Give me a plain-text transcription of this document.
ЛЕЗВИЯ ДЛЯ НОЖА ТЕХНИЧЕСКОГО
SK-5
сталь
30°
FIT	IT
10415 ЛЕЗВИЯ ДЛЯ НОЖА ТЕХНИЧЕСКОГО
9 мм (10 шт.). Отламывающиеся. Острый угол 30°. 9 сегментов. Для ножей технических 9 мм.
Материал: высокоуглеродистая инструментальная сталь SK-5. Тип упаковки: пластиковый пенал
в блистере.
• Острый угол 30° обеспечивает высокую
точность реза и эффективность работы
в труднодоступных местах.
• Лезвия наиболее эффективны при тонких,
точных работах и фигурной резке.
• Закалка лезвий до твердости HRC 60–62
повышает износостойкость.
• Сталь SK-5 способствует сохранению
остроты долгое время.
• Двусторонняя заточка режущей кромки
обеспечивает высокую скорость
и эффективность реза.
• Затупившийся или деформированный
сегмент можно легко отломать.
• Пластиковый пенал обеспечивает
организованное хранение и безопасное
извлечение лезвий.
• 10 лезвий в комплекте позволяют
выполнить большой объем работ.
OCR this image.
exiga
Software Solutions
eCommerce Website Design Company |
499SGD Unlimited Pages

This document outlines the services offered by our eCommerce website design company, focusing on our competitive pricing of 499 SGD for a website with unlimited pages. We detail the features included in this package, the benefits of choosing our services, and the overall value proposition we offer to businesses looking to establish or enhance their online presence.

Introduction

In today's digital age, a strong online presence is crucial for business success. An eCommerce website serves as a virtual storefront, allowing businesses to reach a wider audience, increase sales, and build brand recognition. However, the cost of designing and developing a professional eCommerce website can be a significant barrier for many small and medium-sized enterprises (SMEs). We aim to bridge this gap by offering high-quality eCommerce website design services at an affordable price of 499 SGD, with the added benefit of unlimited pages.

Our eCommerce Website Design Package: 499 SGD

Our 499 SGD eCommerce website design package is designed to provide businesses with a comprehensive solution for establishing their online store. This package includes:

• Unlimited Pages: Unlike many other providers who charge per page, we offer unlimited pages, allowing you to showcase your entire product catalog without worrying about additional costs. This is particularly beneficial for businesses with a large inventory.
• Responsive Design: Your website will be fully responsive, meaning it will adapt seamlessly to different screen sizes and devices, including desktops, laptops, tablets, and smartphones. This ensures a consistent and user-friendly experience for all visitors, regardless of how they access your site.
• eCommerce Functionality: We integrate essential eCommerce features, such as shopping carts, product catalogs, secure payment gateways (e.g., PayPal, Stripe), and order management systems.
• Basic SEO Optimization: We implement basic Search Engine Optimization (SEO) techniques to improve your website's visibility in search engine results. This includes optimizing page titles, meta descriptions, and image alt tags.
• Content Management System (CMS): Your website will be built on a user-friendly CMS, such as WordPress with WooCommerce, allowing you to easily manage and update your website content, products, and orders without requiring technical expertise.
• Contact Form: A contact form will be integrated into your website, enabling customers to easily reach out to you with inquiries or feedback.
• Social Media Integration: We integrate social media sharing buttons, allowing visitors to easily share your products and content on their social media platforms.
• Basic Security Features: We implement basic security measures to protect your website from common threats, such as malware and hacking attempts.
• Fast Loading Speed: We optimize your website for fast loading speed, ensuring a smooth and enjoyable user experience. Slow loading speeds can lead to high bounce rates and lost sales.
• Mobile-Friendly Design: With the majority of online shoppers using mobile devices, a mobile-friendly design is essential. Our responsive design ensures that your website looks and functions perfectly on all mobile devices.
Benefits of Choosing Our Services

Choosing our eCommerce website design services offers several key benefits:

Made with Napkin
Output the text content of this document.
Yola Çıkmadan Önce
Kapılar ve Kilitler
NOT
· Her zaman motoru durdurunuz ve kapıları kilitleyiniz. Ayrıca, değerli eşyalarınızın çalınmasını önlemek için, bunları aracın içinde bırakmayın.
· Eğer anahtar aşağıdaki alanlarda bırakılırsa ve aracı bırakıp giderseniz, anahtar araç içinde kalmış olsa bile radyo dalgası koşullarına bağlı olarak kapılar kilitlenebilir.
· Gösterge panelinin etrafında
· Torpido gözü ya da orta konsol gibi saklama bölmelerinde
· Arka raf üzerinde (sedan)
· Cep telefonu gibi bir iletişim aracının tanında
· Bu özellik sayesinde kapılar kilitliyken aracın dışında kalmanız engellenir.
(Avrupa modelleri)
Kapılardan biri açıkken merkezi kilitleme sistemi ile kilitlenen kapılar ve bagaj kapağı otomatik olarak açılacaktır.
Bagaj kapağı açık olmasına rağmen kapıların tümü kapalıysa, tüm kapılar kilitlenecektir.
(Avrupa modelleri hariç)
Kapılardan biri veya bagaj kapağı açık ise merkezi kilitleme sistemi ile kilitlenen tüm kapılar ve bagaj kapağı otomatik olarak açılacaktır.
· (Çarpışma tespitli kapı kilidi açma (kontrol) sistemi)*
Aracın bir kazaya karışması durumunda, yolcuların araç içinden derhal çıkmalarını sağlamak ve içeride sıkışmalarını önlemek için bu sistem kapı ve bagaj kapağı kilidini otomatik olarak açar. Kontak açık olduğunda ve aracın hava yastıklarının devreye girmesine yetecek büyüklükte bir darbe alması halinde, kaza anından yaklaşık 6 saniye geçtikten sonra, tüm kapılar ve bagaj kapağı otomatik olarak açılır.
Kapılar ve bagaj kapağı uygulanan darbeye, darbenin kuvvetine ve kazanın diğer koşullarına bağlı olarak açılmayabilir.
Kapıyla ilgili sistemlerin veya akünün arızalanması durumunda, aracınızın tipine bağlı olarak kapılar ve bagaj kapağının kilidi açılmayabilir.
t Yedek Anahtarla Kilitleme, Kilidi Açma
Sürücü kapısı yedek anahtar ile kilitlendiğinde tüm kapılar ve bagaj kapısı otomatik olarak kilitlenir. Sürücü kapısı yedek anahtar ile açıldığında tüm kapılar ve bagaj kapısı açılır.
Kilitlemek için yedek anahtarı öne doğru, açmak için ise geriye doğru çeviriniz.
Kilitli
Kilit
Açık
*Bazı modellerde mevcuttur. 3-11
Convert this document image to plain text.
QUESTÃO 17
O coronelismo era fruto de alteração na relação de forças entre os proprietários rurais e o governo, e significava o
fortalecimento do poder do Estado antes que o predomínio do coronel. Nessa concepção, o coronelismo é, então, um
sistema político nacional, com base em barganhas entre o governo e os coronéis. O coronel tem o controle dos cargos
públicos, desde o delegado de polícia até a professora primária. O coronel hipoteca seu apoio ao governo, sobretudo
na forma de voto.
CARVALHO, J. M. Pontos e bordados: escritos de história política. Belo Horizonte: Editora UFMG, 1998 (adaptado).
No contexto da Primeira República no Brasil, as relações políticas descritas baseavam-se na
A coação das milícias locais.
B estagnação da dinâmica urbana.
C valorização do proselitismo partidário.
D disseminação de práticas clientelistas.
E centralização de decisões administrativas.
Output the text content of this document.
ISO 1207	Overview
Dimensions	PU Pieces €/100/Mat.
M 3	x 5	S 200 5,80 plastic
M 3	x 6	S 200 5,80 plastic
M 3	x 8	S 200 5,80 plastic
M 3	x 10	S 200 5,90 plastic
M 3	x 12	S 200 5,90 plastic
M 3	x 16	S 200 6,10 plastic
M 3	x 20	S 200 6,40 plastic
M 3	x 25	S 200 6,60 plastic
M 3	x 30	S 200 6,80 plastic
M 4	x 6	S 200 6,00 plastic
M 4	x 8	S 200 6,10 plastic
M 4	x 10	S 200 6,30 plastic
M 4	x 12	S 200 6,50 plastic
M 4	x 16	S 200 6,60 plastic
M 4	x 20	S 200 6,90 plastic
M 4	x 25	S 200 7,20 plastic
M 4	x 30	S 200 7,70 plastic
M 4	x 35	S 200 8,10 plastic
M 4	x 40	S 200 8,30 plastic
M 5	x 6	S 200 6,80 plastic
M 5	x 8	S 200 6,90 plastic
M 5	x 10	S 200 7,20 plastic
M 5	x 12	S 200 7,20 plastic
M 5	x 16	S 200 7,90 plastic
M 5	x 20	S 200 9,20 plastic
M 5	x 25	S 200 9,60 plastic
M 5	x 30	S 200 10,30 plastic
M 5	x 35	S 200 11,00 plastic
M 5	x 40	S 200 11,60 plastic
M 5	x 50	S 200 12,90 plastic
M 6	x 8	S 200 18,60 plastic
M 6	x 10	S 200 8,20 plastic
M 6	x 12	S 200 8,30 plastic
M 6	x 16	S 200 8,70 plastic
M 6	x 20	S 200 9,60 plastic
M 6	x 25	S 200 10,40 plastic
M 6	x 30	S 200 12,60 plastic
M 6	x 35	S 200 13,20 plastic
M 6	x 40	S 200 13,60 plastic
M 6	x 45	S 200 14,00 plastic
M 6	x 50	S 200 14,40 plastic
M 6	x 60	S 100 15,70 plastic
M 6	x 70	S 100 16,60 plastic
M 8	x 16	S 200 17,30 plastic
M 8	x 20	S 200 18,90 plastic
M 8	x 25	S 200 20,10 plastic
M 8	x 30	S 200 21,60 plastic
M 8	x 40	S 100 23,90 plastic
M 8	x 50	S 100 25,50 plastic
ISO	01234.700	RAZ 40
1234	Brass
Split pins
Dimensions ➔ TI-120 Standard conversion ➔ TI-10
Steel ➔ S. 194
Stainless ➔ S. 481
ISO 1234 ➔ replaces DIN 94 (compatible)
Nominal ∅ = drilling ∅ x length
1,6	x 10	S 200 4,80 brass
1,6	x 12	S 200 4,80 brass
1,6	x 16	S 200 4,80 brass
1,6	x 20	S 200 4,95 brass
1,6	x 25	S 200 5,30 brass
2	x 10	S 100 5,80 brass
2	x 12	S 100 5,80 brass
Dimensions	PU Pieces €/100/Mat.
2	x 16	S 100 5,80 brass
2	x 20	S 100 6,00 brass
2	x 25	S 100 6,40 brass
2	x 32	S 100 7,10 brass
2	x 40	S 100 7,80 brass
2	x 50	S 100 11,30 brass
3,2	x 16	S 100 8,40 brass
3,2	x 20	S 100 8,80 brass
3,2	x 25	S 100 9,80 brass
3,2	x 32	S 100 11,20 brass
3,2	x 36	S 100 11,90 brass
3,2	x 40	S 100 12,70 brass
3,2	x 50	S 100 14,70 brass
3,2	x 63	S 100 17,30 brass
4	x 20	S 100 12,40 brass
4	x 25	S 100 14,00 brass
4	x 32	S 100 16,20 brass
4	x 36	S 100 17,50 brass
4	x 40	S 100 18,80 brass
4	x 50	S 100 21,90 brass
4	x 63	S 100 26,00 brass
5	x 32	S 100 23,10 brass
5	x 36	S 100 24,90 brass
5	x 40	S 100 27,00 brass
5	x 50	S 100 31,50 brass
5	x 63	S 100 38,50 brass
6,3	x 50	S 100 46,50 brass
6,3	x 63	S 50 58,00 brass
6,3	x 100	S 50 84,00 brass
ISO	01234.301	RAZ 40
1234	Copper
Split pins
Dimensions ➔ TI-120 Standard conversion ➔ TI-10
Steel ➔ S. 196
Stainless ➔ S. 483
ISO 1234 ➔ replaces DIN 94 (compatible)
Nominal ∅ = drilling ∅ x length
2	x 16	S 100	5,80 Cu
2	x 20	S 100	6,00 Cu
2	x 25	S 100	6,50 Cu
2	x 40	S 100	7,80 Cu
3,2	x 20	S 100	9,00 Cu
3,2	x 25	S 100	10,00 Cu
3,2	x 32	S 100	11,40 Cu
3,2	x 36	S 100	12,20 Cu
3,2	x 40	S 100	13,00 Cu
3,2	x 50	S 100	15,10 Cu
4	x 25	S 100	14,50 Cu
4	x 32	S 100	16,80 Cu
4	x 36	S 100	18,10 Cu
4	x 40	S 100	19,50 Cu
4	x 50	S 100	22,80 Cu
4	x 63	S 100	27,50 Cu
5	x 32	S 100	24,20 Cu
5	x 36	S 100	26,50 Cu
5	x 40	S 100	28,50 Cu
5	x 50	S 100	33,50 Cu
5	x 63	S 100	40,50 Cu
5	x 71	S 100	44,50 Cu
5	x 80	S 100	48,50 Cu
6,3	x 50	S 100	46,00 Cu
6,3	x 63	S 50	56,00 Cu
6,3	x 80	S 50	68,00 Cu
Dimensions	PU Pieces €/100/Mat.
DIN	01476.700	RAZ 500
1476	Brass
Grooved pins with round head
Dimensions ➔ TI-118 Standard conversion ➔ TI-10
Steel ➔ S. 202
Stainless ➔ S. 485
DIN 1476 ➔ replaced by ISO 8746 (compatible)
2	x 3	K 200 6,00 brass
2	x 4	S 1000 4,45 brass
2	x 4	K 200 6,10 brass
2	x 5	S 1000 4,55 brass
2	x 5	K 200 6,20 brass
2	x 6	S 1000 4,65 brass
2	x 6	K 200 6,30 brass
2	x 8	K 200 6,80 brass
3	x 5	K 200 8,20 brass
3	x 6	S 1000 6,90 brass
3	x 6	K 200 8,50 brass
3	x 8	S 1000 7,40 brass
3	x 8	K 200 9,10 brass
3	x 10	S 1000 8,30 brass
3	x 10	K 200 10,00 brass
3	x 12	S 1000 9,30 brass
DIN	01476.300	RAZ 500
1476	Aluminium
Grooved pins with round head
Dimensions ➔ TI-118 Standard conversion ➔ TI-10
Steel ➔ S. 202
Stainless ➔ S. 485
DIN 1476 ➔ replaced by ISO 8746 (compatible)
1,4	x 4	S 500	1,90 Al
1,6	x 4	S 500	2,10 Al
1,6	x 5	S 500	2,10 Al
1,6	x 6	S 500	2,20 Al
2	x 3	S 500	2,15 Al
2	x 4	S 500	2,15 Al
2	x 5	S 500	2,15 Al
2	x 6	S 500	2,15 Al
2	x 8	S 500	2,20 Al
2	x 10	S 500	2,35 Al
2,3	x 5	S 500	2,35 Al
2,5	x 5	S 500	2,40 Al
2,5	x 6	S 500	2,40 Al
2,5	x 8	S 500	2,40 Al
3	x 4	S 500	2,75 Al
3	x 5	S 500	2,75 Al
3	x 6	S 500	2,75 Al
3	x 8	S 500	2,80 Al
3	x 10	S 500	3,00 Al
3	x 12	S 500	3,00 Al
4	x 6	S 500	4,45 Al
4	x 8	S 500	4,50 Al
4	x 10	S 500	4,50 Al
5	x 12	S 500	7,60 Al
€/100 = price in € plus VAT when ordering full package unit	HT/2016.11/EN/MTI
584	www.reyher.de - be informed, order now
·····
#### [YOUR GOAL]
Go over the data above and copy every line that has the word "content" in it.

#### [RESPONSE TO THIS EXERCISE]
• Content Management System (CMS): Your website will be built on a user-friendly CMS, such as WordPress with WooCommerce, allowing you to easily manage and update your website content, products, and orders without requiring technical expertise.
• Social Media Integration: We integrate social media sharing buttons, allowing visitors to easily share your products and content on their social media platforms.
Output the text content of this document.
Output the text content of this document.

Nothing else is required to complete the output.